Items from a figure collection
···
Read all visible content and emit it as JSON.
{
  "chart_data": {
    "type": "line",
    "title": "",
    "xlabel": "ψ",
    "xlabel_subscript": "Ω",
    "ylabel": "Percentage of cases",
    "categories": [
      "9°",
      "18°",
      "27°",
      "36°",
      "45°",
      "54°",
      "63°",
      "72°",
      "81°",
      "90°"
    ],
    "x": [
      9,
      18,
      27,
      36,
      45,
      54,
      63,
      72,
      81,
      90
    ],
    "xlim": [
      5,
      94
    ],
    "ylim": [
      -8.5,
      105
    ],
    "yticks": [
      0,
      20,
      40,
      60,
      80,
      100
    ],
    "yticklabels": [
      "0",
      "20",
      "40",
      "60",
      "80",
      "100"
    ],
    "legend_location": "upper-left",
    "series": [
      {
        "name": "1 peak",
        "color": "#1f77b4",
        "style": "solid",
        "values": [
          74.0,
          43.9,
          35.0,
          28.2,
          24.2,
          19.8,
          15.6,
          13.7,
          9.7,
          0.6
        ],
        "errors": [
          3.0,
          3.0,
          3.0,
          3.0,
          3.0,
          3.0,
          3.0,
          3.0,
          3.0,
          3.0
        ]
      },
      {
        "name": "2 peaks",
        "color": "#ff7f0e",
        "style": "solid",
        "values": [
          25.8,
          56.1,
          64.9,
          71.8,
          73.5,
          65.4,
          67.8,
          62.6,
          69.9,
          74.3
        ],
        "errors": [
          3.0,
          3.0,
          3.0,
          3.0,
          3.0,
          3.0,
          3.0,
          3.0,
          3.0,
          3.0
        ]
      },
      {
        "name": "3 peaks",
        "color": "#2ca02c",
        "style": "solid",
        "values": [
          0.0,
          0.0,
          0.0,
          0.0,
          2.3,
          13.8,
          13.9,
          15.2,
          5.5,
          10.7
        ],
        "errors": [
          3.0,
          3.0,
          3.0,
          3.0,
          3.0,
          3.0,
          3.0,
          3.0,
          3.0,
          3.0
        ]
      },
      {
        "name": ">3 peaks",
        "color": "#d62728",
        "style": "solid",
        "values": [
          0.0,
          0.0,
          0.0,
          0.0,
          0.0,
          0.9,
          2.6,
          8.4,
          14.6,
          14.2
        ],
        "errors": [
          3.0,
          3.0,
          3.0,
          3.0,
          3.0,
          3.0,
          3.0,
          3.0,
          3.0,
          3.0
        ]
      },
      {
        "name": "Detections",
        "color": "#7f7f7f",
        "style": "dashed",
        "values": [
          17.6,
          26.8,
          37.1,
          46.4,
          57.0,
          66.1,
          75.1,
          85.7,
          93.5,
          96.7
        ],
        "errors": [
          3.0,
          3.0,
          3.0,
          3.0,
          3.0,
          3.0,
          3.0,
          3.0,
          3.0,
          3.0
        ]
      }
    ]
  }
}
···
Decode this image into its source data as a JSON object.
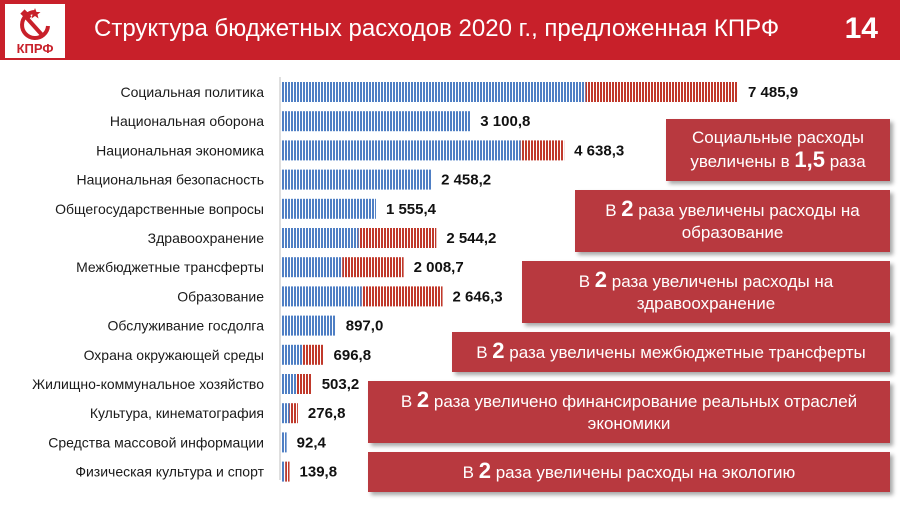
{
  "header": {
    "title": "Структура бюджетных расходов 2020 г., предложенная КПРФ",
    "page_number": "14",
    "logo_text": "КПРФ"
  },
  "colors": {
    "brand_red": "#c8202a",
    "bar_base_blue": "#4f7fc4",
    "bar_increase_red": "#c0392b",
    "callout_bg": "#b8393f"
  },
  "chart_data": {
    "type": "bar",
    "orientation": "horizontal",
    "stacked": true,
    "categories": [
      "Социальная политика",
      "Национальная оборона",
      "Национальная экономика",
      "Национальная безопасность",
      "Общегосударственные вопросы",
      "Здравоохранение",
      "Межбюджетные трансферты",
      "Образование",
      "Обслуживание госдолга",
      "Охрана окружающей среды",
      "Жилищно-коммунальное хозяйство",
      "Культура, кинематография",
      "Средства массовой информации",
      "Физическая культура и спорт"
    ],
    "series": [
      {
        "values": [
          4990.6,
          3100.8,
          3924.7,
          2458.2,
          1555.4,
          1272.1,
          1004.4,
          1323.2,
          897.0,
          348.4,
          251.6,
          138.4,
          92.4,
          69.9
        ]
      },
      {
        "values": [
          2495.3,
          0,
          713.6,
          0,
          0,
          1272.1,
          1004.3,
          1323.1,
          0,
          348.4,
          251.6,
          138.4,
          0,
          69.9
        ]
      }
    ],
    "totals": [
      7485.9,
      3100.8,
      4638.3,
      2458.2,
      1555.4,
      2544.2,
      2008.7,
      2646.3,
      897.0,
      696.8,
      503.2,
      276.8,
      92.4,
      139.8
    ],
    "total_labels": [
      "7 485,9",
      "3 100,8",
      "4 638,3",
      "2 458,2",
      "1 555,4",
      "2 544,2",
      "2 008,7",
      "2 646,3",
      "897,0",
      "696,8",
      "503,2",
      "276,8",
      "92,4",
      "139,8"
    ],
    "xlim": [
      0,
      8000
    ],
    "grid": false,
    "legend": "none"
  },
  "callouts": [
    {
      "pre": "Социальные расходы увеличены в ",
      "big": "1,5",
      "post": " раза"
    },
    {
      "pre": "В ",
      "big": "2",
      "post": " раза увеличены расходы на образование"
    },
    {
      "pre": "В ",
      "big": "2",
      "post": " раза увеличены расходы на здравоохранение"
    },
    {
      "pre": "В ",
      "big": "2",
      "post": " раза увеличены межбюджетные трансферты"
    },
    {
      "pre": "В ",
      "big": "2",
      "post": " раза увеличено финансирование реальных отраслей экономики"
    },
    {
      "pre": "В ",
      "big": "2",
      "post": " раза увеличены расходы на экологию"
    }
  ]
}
···
**Problem requirements**
Work through the listing above and report how many lines include the string "трансферты", with no other text.

**Result for this task**
2